- Written exercise:
Omit all images. Transcribe the rest of the material below exactly.

------------------------------------------------------------------------

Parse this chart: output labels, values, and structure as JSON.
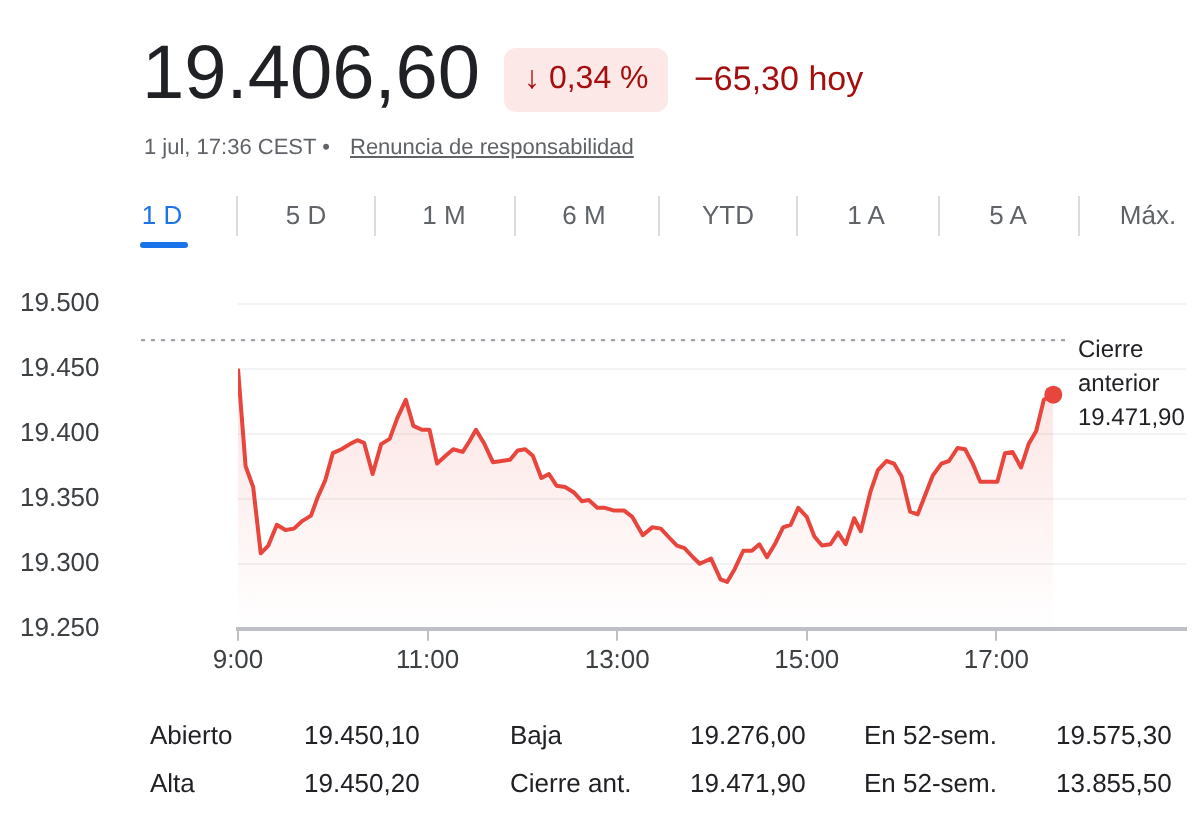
{
  "chart_data": {
    "type": "area",
    "title": "19.406,60",
    "annotations": [
      "↓ 0,34 %",
      "−65,30 hoy",
      "1 jul, 17:36 CEST •",
      "Renuncia de responsabilidad",
      "1 D",
      "5 D",
      "1 M",
      "6 M",
      "YTD",
      "1 A",
      "5 A",
      "Máx.",
      "Abierto",
      "19.450,10",
      "Baja",
      "19.276,00",
      "En 52-sem.",
      "19.575,30",
      "Alta",
      "19.450,20",
      "Cierre ant.",
      "19.471,90",
      "En 52-sem.",
      "13.855,50"
    ],
    "x": [
      9.0,
      9.08,
      9.16,
      9.24,
      9.32,
      9.41,
      9.5,
      9.59,
      9.68,
      9.77,
      9.84,
      9.92,
      10.0,
      10.09,
      10.18,
      10.26,
      10.33,
      10.42,
      10.51,
      10.6,
      10.68,
      10.77,
      10.85,
      10.94,
      11.02,
      11.1,
      11.19,
      11.27,
      11.37,
      11.44,
      11.51,
      11.6,
      11.69,
      11.78,
      11.87,
      11.95,
      12.03,
      12.11,
      12.2,
      12.28,
      12.36,
      12.45,
      12.54,
      12.63,
      12.7,
      12.79,
      12.87,
      12.96,
      13.07,
      13.16,
      13.27,
      13.37,
      13.46,
      13.55,
      13.63,
      13.71,
      13.8,
      13.87,
      13.99,
      14.09,
      14.16,
      14.24,
      14.33,
      14.42,
      14.5,
      14.58,
      14.67,
      14.75,
      14.83,
      14.91,
      15.0,
      15.08,
      15.16,
      15.25,
      15.33,
      15.41,
      15.5,
      15.57,
      15.67,
      15.75,
      15.84,
      15.92,
      16.0,
      16.09,
      16.17,
      16.25,
      16.33,
      16.42,
      16.5,
      16.59,
      16.67,
      16.75,
      16.83,
      16.92,
      17.01,
      17.09,
      17.17,
      17.26,
      17.34,
      17.42,
      17.5,
      17.6
    ],
    "series": [
      {
        "color": "#e8453c",
        "values": [
          19450,
          19375,
          19359,
          19308,
          19314,
          19330,
          19326,
          19327,
          19333,
          19337,
          19351,
          19364,
          19385,
          19388,
          19392,
          19395,
          19393,
          19369,
          19392,
          19396,
          19412,
          19426,
          19406,
          19403,
          19403,
          19377,
          19383,
          19388,
          19386,
          19394,
          19403,
          19392,
          19378,
          19379,
          19380,
          19387,
          19388,
          19383,
          19366,
          19369,
          19360,
          19359,
          19355,
          19348,
          19349,
          19343,
          19343,
          19341,
          19341,
          19336,
          19322,
          19328,
          19327,
          19320,
          19314,
          19312,
          19305,
          19300,
          19304,
          19288,
          19286,
          19296,
          19310,
          19310,
          19315,
          19305,
          19316,
          19328,
          19330,
          19343,
          19336,
          19321,
          19314,
          19315,
          19324,
          19315,
          19335,
          19325,
          19355,
          19372,
          19379,
          19377,
          19367,
          19340,
          19338,
          19353,
          19368,
          19377,
          19379,
          19389,
          19388,
          19377,
          19363,
          19363,
          19363,
          19385,
          19386,
          19374,
          19392,
          19402,
          19426,
          19430
        ]
      }
    ],
    "xlim": [
      9,
      19
    ],
    "xticks": [
      {
        "value": 9,
        "label": "9:00"
      },
      {
        "value": 11,
        "label": "11:00"
      },
      {
        "value": 13,
        "label": "13:00"
      },
      {
        "value": 15,
        "label": "15:00"
      },
      {
        "value": 17,
        "label": "17:00"
      }
    ],
    "ylim": [
      19250,
      19500
    ],
    "yticks": [
      {
        "value": 19250,
        "label": "19.250"
      },
      {
        "value": 19300,
        "label": "19.300"
      },
      {
        "value": 19350,
        "label": "19.350"
      },
      {
        "value": 19400,
        "label": "19.400"
      },
      {
        "value": 19450,
        "label": "19.450"
      },
      {
        "value": 19500,
        "label": "19.500"
      }
    ],
    "ref_lines": [
      {
        "axis": "y",
        "value": 19471.9,
        "label": "Cierre anterior 19.471,90",
        "line_style": "dotted",
        "color": "#9aa0a6"
      }
    ],
    "grid": "y",
    "legend": false,
    "marker": "none",
    "line_style": "solid"
  }
}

------------------------------------------------------------------------

- Solution:
Parse this chart: output labels, values, and structure as JSON.
{
  "chart_data": {
    "type": "area",
    "title": "19.406,60",
    "annotations": [
      "↓ 0,34 %",
      "−65,30 hoy",
      "1 jul, 17:36 CEST •",
      "Renuncia de responsabilidad",
      "1 D",
      "5 D",
      "1 M",
      "6 M",
      "YTD",
      "1 A",
      "5 A",
      "Máx.",
      "Abierto",
      "19.450,10",
      "Baja",
      "19.276,00",
      "En 52-sem.",
      "19.575,30",
      "Alta",
      "19.450,20",
      "Cierre ant.",
      "19.471,90",
      "En 52-sem.",
      "13.855,50"
    ],
    "x": [
      9.0,
      9.08,
      9.16,
      9.24,
      9.32,
      9.41,
      9.5,
      9.59,
      9.68,
      9.77,
      9.84,
      9.92,
      10.0,
      10.09,
      10.18,
      10.26,
      10.33,
      10.42,
      10.51,
      10.6,
      10.68,
      10.77,
      10.85,
      10.94,
      11.02,
      11.1,
      11.19,
      11.27,
      11.37,
      11.44,
      11.51,
      11.6,
      11.69,
      11.78,
      11.87,
      11.95,
      12.03,
      12.11,
      12.2,
      12.28,
      12.36,
      12.45,
      12.54,
      12.63,
      12.7,
      12.79,
      12.87,
      12.96,
      13.07,
      13.16,
      13.27,
      13.37,
      13.46,
      13.55,
      13.63,
      13.71,
      13.8,
      13.87,
      13.99,
      14.09,
      14.16,
      14.24,
      14.33,
      14.42,
      14.5,
      14.58,
      14.67,
      14.75,
      14.83,
      14.91,
      15.0,
      15.08,
      15.16,
      15.25,
      15.33,
      15.41,
      15.5,
      15.57,
      15.67,
      15.75,
      15.84,
      15.92,
      16.0,
      16.09,
      16.17,
      16.25,
      16.33,
      16.42,
      16.5,
      16.59,
      16.67,
      16.75,
      16.83,
      16.92,
      17.01,
      17.09,
      17.17,
      17.26,
      17.34,
      17.42,
      17.5,
      17.6
    ],
    "series": [
      {
        "color": "#e8453c",
        "values": [
          19450,
          19375,
          19359,
          19308,
          19314,
          19330,
          19326,
          19327,
          19333,
          19337,
          19351,
          19364,
          19385,
          19388,
          19392,
          19395,
          19393,
          19369,
          19392,
          19396,
          19412,
          19426,
          19406,
          19403,
          19403,
          19377,
          19383,
          19388,
          19386,
          19394,
          19403,
          19392,
          19378,
          19379,
          19380,
          19387,
          19388,
          19383,
          19366,
          19369,
          19360,
          19359,
          19355,
          19348,
          19349,
          19343,
          19343,
          19341,
          19341,
          19336,
          19322,
          19328,
          19327,
          19320,
          19314,
          19312,
          19305,
          19300,
          19304,
          19288,
          19286,
          19296,
          19310,
          19310,
          19315,
          19305,
          19316,
          19328,
          19330,
          19343,
          19336,
          19321,
          19314,
          19315,
          19324,
          19315,
          19335,
          19325,
          19355,
          19372,
          19379,
          19377,
          19367,
          19340,
          19338,
          19353,
          19368,
          19377,
          19379,
          19389,
          19388,
          19377,
          19363,
          19363,
          19363,
          19385,
          19386,
          19374,
          19392,
          19402,
          19426,
          19430
        ]
      }
    ],
    "xlim": [
      9,
      19
    ],
    "xticks": [
      {
        "value": 9,
        "label": "9:00"
      },
      {
        "value": 11,
        "label": "11:00"
      },
      {
        "value": 13,
        "label": "13:00"
      },
      {
        "value": 15,
        "label": "15:00"
      },
      {
        "value": 17,
        "label": "17:00"
      }
    ],
    "ylim": [
      19250,
      19500
    ],
    "yticks": [
      {
        "value": 19250,
        "label": "19.250"
      },
      {
        "value": 19300,
        "label": "19.300"
      },
      {
        "value": 19350,
        "label": "19.350"
      },
      {
        "value": 19400,
        "label": "19.400"
      },
      {
        "value": 19450,
        "label": "19.450"
      },
      {
        "value": 19500,
        "label": "19.500"
      }
    ],
    "ref_lines": [
      {
        "axis": "y",
        "value": 19471.9,
        "label": "Cierre anterior 19.471,90",
        "line_style": "dotted",
        "color": "#9aa0a6"
      }
    ],
    "grid": "y",
    "legend": false,
    "marker": "none",
    "line_style": "solid"
  }
}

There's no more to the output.